**** Material to process ****
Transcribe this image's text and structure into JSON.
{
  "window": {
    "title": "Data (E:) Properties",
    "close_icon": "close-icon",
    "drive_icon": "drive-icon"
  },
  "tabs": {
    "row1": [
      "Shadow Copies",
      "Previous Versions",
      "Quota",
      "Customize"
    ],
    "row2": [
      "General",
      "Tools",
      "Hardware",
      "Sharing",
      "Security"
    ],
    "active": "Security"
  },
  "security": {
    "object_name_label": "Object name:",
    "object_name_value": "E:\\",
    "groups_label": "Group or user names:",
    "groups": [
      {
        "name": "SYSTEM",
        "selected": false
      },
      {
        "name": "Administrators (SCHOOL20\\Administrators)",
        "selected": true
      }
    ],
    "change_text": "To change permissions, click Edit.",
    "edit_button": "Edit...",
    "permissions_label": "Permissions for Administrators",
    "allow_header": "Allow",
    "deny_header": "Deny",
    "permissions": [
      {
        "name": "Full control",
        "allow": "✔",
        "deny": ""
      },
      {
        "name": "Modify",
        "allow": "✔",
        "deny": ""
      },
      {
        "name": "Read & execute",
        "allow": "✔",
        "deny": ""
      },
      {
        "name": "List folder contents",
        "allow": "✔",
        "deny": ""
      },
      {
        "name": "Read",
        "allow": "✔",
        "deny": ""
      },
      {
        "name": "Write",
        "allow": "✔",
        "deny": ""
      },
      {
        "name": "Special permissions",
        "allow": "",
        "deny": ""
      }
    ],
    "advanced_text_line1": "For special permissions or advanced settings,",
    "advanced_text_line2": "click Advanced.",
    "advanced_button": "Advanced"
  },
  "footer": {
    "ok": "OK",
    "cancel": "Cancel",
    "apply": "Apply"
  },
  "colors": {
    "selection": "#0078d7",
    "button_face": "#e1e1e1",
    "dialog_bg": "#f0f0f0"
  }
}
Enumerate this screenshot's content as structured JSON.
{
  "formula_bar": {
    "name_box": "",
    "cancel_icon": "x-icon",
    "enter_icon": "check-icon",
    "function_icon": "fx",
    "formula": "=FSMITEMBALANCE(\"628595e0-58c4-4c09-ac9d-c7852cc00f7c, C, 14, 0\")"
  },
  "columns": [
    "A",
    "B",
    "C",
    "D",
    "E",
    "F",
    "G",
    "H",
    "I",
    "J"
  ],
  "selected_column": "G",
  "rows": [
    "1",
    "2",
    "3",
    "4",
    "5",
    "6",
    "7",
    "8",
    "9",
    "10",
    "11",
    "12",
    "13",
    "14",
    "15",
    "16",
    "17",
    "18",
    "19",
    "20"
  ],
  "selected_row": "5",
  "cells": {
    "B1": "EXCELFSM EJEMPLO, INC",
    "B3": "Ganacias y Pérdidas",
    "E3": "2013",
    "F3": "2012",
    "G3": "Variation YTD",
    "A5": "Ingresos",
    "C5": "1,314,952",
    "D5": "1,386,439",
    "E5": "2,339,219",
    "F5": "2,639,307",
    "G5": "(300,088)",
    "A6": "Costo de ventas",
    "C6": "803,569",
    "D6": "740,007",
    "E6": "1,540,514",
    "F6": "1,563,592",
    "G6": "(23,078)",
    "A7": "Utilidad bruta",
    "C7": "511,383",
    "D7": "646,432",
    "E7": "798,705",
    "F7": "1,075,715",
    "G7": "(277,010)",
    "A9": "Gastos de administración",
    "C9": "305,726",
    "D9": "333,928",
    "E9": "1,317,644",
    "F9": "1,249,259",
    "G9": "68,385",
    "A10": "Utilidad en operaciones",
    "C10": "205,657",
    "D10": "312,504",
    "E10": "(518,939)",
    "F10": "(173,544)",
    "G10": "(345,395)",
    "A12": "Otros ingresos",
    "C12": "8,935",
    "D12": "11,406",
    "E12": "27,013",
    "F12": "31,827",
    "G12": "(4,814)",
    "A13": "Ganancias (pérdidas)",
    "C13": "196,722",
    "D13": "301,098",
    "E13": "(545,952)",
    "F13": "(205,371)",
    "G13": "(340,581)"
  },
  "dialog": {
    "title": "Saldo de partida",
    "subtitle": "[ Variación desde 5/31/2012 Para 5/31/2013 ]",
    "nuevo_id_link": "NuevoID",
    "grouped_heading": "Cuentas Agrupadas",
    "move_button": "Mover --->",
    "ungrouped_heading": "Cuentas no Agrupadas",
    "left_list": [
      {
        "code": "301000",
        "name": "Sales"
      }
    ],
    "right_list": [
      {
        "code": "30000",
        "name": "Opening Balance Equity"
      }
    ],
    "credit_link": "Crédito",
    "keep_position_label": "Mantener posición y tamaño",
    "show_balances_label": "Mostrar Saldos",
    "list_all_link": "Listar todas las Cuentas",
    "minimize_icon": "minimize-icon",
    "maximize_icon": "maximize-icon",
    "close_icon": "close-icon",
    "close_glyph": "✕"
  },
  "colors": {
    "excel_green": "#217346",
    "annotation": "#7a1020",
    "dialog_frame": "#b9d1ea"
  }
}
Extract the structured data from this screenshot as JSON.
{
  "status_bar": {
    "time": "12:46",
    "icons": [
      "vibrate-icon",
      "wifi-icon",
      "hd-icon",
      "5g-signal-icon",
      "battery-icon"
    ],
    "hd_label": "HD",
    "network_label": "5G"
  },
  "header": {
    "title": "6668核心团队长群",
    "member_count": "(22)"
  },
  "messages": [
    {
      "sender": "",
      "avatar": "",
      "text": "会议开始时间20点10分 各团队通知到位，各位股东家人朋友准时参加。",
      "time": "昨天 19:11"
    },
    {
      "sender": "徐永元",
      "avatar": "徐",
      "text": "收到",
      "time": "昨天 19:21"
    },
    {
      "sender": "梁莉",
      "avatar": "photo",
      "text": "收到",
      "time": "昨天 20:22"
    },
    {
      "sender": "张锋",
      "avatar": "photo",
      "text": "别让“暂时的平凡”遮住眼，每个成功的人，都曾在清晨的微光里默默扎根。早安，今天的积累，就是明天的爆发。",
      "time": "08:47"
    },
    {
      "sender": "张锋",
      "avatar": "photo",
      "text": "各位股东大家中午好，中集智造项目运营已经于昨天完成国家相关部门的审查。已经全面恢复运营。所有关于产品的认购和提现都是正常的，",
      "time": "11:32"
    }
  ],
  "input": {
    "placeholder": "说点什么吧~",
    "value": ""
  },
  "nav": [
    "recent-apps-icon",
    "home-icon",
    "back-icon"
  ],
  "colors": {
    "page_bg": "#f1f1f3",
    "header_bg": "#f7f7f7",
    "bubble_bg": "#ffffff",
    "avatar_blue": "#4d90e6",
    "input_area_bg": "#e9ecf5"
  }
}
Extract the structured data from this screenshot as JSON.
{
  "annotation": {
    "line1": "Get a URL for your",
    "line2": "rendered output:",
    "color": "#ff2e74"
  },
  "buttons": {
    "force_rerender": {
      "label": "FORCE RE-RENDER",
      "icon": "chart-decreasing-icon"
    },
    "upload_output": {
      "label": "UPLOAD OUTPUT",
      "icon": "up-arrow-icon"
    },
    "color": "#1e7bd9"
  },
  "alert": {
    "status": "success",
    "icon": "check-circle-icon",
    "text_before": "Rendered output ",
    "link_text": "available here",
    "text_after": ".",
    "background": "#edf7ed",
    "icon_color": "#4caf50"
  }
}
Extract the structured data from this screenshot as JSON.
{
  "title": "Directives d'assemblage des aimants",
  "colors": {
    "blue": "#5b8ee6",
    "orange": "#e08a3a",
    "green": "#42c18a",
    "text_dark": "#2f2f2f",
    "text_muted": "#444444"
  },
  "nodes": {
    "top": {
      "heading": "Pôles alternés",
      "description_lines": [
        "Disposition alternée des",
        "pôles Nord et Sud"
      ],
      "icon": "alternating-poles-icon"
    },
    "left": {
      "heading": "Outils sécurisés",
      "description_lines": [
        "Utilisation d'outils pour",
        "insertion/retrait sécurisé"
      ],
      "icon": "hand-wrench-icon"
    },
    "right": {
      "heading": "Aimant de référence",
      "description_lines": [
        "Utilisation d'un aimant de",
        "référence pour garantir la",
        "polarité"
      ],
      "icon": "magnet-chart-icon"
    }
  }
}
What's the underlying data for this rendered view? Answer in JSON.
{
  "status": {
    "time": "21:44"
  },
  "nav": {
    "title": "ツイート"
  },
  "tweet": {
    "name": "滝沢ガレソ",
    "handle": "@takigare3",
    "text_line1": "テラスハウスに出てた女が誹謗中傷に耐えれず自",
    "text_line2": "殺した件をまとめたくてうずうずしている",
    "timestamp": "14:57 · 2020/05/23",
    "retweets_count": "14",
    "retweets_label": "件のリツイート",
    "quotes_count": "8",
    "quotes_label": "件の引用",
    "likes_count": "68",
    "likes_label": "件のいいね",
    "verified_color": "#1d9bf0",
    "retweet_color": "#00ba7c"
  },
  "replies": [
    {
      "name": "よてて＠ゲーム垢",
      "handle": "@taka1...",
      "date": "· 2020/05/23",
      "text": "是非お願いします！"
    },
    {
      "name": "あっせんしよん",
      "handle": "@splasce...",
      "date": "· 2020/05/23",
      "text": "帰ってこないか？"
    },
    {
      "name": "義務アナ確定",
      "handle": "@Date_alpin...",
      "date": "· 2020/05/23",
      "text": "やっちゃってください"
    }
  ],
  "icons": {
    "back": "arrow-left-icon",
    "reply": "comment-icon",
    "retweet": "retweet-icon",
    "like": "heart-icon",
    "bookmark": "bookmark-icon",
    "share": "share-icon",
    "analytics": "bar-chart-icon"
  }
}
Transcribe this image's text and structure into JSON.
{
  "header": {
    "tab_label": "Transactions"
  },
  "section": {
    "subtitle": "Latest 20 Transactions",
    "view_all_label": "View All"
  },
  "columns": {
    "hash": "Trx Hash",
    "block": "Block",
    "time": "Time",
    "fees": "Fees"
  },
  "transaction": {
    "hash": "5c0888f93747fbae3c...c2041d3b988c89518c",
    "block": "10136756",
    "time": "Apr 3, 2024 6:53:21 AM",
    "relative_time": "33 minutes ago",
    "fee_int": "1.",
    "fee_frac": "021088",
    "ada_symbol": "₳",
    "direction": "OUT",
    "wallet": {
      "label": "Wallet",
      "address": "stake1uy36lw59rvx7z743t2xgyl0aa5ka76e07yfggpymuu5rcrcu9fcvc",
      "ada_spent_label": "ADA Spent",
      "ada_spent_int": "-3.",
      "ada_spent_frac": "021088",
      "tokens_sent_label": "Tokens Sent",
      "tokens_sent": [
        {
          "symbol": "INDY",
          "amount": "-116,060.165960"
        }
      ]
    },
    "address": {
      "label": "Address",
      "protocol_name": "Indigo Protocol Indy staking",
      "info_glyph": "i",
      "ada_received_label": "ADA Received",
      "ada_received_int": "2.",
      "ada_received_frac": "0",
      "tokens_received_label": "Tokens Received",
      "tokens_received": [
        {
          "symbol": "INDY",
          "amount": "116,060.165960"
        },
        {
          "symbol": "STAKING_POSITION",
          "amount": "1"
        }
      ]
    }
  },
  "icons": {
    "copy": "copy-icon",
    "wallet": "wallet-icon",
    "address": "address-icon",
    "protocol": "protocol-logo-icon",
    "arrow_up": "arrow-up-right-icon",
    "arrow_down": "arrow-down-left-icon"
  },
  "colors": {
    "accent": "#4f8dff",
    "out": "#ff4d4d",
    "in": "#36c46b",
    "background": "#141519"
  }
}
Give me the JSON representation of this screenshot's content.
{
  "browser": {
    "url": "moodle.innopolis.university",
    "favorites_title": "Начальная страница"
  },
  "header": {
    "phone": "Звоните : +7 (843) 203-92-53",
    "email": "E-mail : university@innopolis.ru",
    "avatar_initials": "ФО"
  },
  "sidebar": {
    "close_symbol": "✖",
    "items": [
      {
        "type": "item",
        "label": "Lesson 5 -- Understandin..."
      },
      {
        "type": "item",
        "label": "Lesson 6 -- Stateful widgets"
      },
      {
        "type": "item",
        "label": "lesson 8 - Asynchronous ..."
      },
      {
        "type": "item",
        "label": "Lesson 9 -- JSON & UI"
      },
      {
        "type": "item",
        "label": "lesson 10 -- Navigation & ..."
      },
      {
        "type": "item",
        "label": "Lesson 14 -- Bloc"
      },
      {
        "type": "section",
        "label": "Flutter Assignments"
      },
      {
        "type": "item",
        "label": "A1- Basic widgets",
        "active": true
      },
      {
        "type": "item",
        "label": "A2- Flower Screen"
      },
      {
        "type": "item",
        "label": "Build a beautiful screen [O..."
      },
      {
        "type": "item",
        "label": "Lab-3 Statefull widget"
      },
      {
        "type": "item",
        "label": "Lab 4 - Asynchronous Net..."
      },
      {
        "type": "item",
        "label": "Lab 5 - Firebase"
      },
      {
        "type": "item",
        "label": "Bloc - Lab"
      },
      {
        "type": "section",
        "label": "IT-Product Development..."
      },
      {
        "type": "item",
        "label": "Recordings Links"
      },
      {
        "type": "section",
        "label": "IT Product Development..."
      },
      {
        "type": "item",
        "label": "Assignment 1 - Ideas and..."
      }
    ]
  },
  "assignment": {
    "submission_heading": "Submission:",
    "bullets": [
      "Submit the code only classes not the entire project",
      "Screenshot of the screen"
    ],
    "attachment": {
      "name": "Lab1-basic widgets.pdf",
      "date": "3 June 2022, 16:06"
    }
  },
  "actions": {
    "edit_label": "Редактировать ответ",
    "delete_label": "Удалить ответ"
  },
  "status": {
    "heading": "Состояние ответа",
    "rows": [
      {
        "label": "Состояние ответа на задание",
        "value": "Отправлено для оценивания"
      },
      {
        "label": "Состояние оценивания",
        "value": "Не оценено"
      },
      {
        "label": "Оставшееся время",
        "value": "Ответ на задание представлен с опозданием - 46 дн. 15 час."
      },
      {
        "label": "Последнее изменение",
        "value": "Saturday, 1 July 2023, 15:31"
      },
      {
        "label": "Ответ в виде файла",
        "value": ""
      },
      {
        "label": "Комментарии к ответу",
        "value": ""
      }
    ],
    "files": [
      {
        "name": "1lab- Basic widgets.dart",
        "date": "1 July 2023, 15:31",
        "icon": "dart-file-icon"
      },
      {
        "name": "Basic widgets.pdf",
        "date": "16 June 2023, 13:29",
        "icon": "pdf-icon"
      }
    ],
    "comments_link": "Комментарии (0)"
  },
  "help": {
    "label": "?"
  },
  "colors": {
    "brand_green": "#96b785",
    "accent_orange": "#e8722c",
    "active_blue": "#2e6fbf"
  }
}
****
• [Directions]: What is the number of lines in this material that hold the string "Development"? Answer with that number only.

• [Correct result]: 2